Job: Go through the records underneath and count the lines that include the string "Chrome". Give nothing but the number.

Stored entries:
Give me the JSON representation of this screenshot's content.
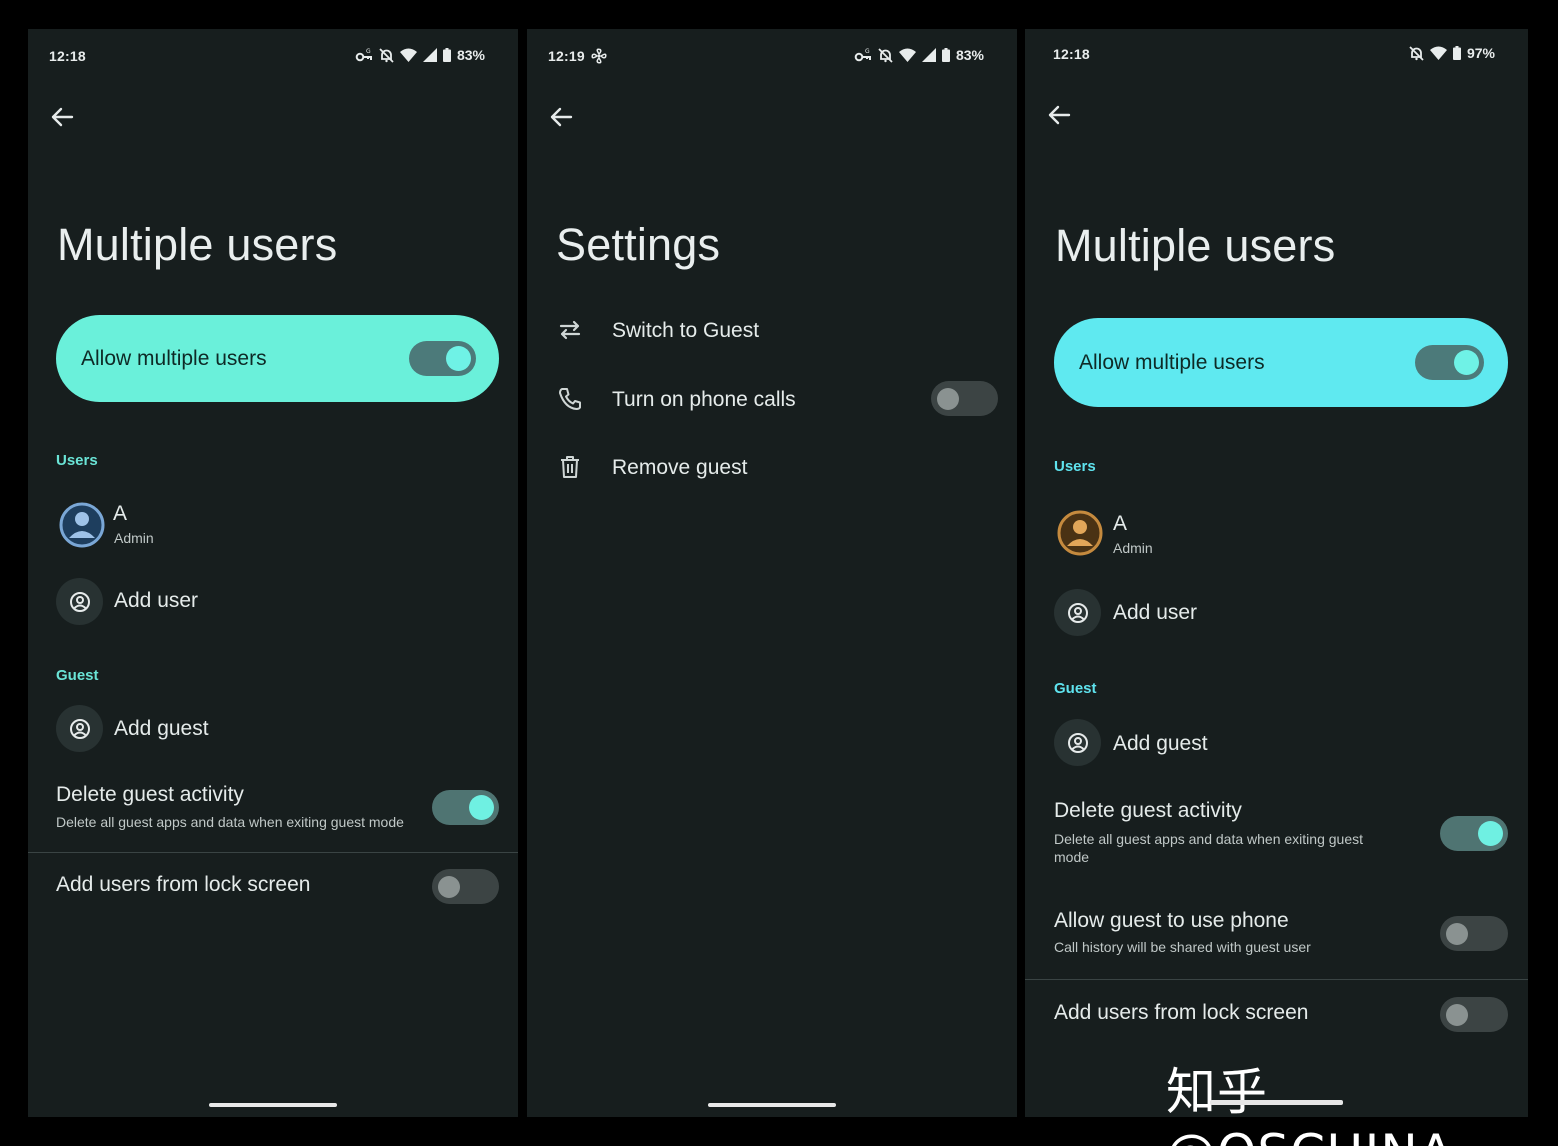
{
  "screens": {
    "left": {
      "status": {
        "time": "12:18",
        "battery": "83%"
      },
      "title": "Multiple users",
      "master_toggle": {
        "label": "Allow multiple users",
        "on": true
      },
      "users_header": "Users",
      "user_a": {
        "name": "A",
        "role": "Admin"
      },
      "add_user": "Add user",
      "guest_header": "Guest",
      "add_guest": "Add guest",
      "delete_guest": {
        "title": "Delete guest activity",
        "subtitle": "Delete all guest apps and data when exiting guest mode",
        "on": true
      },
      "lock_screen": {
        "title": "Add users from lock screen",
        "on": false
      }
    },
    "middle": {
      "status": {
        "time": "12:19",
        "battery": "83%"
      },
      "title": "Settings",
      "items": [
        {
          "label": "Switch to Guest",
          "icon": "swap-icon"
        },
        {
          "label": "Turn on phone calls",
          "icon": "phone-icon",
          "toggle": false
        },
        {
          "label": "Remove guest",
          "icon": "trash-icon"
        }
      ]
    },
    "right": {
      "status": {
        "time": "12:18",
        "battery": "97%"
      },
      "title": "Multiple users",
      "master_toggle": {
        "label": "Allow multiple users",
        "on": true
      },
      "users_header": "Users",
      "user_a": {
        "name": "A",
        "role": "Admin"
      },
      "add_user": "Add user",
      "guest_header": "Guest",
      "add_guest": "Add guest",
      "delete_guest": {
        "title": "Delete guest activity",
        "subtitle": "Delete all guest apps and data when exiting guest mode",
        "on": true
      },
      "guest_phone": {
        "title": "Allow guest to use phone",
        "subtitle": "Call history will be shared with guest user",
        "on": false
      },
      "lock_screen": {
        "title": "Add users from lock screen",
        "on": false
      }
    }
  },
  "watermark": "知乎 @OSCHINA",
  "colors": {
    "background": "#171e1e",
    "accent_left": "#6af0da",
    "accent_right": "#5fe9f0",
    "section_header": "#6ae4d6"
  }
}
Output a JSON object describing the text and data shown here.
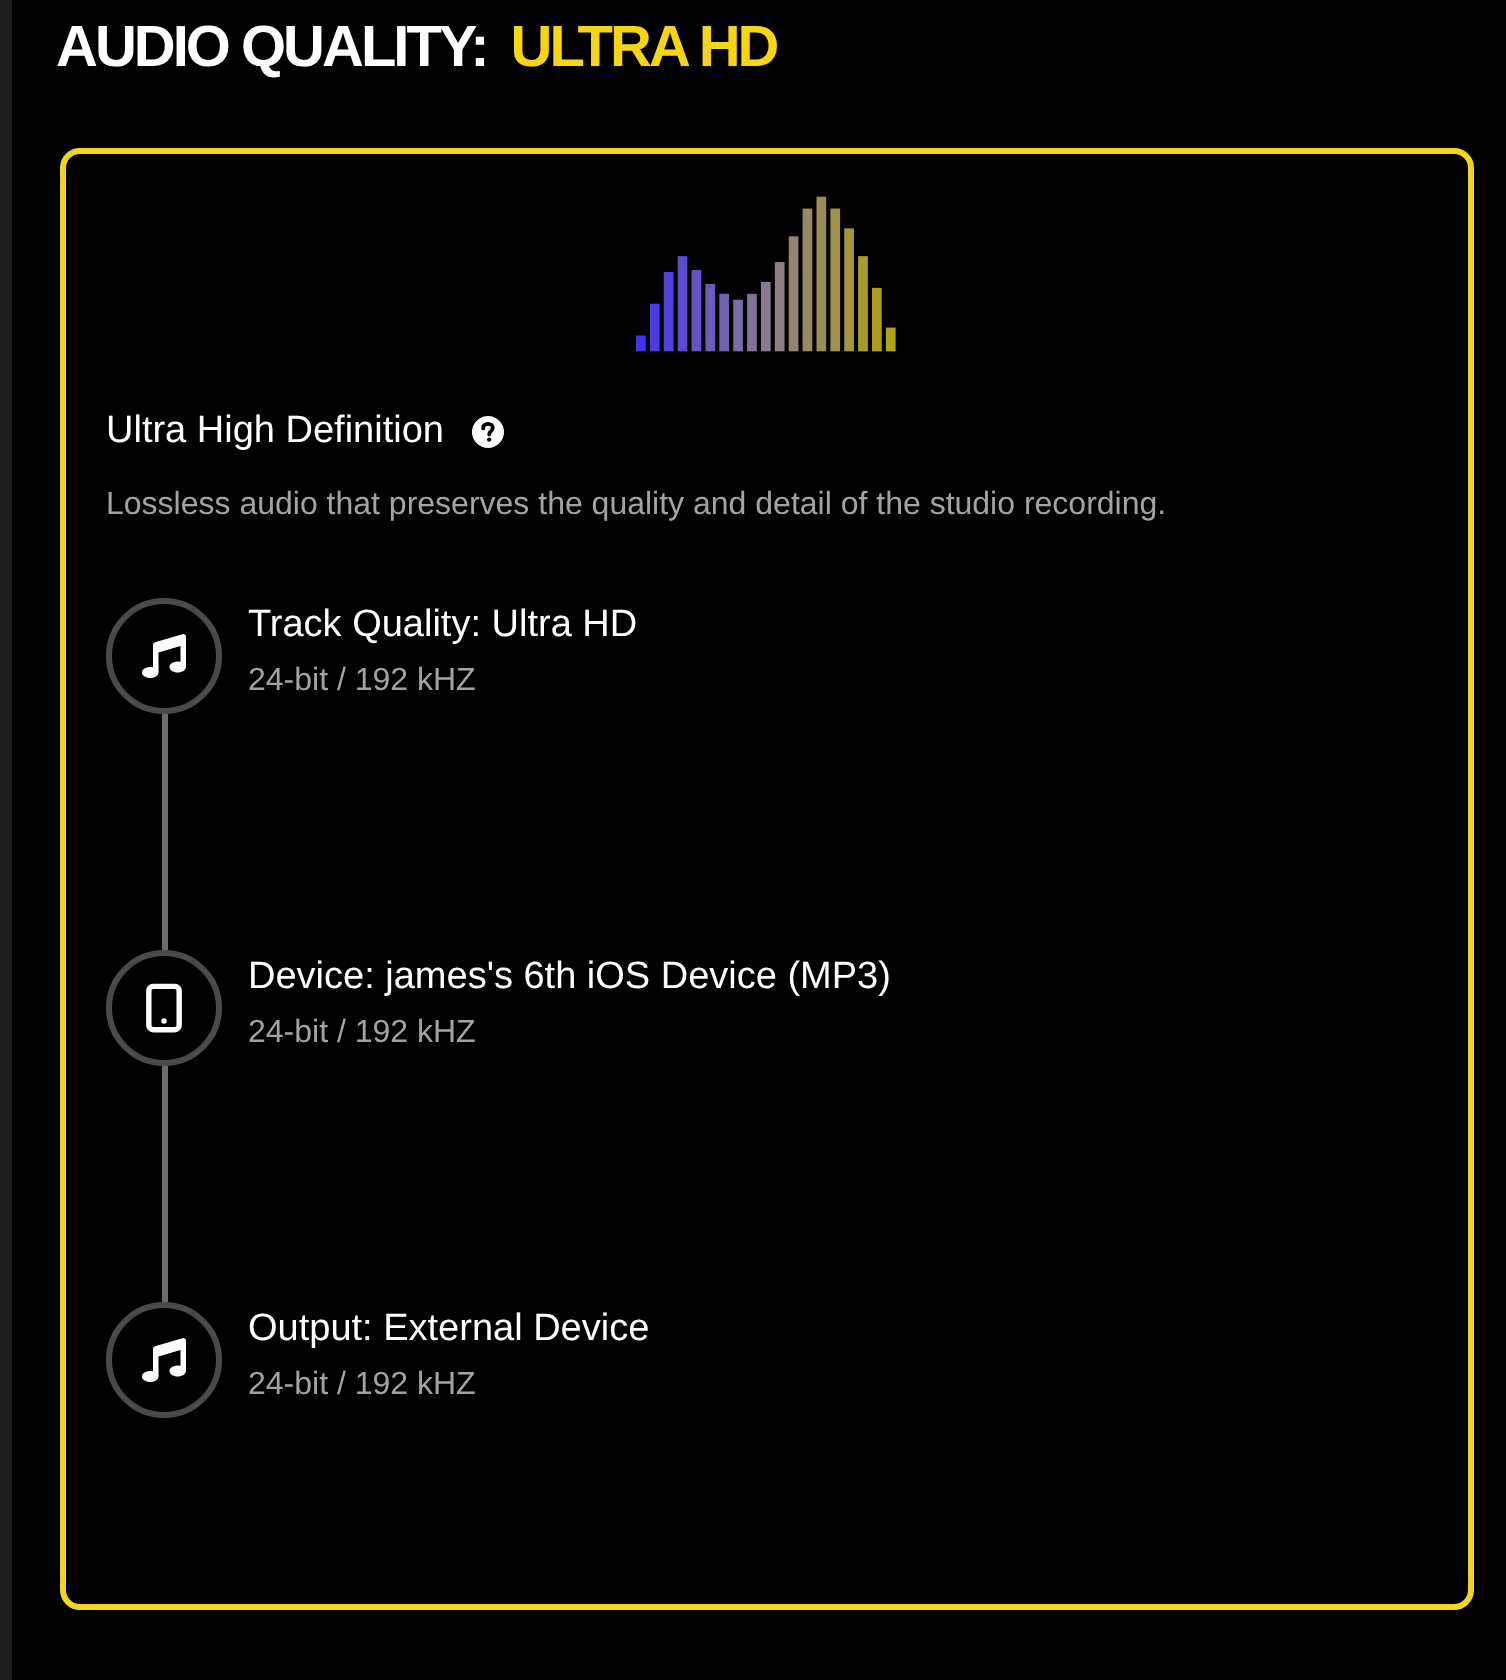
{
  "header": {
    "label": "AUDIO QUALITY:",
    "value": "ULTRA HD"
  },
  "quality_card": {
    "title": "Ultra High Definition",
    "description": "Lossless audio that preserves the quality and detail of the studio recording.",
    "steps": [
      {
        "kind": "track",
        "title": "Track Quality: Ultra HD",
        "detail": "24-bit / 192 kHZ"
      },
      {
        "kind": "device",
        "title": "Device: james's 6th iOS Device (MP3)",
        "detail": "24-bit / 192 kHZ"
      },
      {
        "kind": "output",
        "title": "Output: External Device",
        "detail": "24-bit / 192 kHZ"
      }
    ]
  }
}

--

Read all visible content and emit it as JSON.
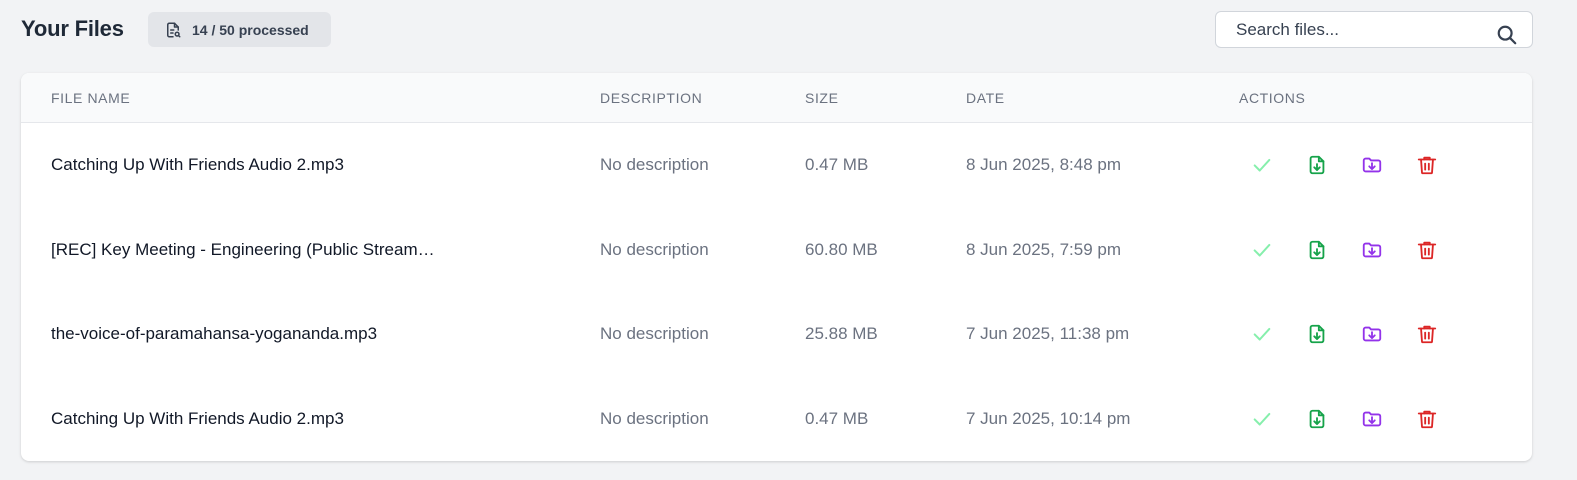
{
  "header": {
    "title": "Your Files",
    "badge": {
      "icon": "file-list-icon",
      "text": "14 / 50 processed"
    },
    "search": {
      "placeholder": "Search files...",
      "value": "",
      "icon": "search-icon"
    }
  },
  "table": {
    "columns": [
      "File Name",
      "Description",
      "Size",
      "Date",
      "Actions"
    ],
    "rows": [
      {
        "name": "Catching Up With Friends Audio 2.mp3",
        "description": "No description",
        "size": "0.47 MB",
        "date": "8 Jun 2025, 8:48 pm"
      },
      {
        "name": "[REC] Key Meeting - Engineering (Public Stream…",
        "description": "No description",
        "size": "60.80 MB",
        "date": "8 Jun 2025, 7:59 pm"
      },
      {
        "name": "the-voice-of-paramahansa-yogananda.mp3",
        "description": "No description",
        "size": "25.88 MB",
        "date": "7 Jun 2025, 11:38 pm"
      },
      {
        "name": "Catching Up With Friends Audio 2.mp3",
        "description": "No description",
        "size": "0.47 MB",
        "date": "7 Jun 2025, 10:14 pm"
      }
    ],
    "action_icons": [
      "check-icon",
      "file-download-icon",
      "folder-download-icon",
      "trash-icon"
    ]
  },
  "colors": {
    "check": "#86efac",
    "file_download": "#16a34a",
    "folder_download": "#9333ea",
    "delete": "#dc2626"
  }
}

---

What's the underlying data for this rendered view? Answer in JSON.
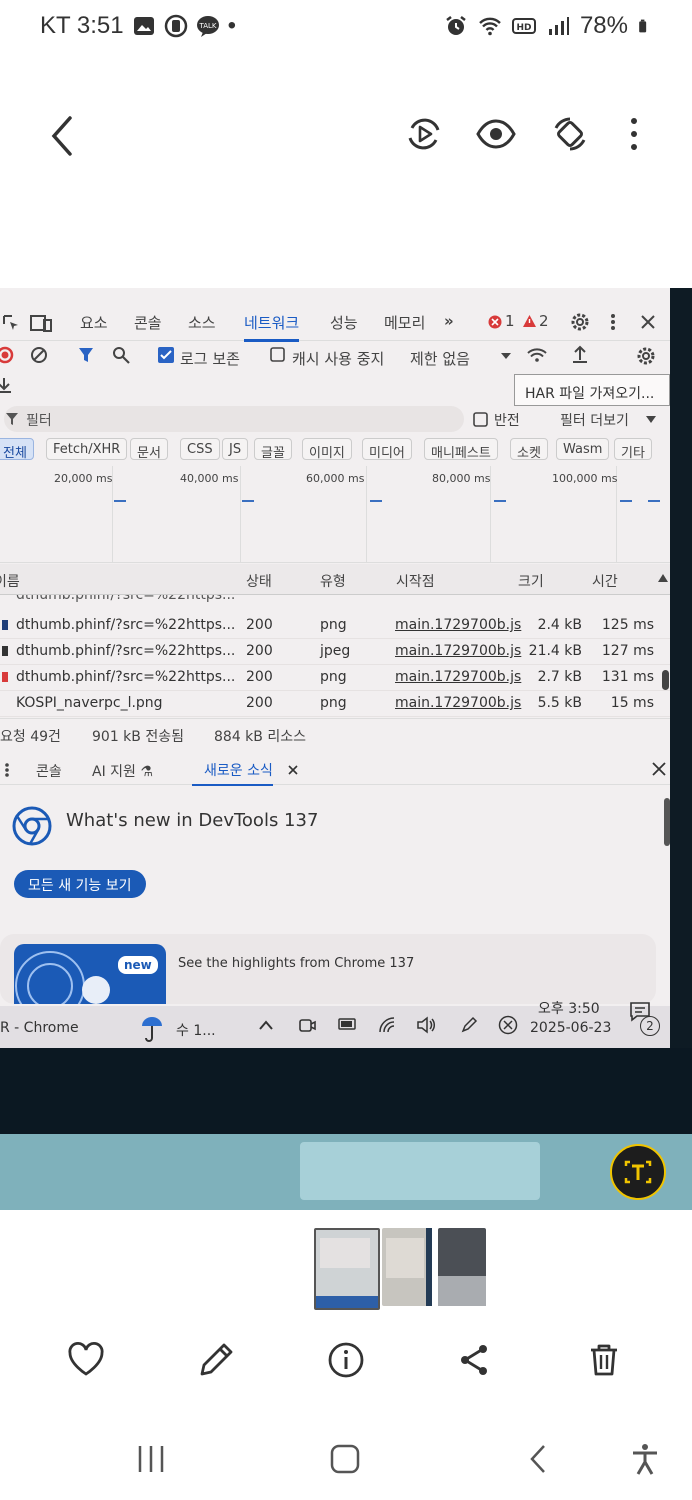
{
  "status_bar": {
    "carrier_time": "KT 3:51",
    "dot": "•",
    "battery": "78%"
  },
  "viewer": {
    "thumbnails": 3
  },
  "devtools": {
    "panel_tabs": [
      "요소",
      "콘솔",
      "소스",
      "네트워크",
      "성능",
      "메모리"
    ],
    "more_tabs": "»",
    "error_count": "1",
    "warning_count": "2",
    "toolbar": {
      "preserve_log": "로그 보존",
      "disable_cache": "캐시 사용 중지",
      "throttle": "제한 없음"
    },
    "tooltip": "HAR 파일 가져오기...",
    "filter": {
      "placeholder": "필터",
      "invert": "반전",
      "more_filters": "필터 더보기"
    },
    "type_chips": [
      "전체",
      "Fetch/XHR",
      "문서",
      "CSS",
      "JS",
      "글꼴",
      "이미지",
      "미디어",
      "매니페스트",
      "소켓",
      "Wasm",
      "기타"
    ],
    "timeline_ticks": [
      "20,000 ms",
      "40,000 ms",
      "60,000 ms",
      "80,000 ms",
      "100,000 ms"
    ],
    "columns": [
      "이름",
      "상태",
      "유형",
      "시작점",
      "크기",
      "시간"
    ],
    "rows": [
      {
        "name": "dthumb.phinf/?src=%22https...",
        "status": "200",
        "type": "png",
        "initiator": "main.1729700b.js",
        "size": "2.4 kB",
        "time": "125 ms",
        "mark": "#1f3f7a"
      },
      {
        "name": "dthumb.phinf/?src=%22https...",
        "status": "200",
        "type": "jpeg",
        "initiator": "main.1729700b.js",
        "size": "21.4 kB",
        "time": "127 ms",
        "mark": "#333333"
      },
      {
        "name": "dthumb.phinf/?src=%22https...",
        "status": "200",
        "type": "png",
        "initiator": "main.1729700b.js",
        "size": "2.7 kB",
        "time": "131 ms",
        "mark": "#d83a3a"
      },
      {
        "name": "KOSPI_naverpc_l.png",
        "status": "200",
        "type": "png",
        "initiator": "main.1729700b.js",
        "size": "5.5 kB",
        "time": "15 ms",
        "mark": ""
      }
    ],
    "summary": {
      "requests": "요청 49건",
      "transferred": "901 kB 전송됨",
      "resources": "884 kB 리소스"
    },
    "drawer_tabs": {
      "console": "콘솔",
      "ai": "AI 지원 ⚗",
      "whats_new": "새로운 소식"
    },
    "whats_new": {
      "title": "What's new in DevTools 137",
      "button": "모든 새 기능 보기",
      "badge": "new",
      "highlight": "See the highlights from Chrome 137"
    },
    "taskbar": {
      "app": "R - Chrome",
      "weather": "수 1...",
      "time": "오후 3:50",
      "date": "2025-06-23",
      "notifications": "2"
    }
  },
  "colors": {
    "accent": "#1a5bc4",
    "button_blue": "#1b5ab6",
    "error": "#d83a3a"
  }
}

Answer in full: 2